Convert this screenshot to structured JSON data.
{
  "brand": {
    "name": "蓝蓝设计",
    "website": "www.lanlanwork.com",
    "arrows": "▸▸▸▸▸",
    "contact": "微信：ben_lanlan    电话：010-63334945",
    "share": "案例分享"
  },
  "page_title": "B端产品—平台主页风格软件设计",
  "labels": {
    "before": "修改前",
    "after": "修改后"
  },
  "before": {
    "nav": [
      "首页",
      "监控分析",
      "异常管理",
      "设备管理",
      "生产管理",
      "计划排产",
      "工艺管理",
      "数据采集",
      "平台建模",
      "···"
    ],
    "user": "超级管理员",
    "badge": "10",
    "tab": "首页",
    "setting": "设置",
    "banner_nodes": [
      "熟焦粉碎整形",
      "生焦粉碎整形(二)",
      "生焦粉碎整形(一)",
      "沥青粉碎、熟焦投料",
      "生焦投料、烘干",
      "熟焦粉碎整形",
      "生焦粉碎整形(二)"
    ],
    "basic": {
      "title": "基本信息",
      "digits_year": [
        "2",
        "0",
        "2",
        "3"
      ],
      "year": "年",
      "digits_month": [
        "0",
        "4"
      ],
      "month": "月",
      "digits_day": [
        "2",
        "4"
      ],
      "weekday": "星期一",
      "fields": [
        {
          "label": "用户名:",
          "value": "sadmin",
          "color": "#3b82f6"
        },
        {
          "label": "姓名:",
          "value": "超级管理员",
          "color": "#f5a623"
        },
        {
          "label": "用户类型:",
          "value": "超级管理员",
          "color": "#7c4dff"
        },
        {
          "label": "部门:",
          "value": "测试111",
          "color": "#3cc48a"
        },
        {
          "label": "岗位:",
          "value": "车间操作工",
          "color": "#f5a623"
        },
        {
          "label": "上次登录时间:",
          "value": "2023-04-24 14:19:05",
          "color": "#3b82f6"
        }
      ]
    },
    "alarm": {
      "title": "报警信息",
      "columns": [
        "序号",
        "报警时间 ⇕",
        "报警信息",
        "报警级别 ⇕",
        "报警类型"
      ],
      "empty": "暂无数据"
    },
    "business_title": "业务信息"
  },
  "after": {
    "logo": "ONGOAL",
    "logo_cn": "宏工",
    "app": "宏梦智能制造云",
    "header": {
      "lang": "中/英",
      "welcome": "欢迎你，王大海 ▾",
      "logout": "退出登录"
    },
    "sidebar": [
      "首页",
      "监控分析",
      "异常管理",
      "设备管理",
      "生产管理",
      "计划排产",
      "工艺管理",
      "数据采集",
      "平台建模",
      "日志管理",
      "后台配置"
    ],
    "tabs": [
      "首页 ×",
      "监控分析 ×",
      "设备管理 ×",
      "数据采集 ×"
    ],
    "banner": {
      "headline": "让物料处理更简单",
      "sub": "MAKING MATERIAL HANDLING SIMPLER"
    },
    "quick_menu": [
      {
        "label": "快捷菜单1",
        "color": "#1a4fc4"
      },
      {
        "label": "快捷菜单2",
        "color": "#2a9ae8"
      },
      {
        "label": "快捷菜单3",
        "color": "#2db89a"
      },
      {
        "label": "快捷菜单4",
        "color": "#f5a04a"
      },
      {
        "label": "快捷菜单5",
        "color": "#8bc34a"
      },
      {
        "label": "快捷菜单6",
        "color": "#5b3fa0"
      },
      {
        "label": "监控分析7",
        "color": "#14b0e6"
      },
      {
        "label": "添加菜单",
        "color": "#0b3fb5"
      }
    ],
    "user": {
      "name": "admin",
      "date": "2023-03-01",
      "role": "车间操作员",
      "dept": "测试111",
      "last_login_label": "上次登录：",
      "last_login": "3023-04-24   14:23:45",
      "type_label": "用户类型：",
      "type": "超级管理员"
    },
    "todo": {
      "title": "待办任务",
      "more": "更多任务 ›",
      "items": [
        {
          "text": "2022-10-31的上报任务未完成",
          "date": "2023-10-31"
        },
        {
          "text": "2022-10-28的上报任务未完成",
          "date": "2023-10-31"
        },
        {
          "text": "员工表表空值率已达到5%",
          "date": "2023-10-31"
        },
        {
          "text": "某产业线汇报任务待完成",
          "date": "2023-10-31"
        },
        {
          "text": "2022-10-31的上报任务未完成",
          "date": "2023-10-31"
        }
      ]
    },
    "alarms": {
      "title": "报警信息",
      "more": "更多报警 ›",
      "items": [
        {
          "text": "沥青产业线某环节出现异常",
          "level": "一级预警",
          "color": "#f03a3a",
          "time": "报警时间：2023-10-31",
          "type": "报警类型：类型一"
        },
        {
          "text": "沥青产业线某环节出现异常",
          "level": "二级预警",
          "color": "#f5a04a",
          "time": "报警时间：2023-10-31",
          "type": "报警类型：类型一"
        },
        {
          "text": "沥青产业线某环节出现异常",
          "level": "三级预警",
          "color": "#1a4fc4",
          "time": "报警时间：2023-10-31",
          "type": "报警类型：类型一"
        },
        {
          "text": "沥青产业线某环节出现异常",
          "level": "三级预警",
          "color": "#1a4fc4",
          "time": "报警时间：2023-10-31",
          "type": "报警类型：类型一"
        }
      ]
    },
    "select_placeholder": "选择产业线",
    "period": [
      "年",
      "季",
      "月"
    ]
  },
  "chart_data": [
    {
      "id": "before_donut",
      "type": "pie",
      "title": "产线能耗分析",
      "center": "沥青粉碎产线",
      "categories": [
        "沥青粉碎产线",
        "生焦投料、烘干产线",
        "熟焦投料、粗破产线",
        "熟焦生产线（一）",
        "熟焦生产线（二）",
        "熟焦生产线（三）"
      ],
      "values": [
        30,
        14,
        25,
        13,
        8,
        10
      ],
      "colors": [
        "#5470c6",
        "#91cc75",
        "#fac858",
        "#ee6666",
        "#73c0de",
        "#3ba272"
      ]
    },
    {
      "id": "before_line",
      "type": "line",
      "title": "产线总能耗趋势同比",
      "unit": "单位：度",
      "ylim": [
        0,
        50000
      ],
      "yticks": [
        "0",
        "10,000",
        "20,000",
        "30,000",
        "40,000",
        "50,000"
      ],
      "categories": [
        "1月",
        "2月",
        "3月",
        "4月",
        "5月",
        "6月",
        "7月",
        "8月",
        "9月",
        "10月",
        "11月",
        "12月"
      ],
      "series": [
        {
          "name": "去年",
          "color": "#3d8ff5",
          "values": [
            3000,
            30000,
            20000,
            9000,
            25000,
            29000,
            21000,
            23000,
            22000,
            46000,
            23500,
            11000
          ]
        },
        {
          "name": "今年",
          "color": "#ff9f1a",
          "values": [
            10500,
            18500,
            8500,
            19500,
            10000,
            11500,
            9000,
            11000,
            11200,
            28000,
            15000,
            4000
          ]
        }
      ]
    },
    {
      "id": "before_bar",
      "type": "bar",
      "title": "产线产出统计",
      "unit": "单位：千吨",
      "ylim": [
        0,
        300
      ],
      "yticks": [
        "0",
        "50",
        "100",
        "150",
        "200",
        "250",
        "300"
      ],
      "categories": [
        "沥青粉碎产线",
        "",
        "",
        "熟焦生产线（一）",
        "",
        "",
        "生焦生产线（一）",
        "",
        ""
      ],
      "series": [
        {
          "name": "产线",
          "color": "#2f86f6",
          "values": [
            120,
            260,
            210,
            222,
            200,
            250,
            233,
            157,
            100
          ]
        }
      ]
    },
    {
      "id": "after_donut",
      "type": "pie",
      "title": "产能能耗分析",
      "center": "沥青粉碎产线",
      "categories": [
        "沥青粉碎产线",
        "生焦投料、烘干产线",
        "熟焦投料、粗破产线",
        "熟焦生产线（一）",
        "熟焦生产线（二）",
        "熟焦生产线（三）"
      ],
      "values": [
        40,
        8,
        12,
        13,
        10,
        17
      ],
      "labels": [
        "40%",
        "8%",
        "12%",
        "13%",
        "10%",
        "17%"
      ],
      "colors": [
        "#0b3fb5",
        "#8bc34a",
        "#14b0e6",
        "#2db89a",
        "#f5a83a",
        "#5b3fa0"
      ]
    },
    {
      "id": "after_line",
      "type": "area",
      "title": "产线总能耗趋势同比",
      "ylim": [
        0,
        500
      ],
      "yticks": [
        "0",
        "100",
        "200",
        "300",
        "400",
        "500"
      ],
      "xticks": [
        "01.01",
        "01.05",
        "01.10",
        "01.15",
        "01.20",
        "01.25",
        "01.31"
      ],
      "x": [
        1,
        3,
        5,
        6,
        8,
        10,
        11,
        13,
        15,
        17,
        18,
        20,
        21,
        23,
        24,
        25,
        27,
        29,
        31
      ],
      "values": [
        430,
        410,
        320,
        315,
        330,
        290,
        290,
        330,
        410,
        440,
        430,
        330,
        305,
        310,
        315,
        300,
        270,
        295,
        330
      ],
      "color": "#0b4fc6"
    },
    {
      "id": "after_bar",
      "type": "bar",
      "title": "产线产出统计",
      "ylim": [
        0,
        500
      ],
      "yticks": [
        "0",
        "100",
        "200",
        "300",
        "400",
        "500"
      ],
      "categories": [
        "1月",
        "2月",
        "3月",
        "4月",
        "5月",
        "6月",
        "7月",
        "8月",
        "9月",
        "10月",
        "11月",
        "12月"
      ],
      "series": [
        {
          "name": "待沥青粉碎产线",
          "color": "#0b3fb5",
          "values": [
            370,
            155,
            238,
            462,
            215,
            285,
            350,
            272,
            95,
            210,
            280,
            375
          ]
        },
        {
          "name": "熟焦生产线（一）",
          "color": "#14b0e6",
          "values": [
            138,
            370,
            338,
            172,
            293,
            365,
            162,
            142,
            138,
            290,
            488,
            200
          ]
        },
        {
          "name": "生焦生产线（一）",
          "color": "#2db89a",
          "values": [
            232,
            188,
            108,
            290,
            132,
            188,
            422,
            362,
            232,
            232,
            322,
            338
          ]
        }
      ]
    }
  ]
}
################
Identify each line in the entries with the word "level" and copy it.

          "level": "一级预警",
          "level": "二级预警",
          "level": "三级预警",
          "level": "三级预警",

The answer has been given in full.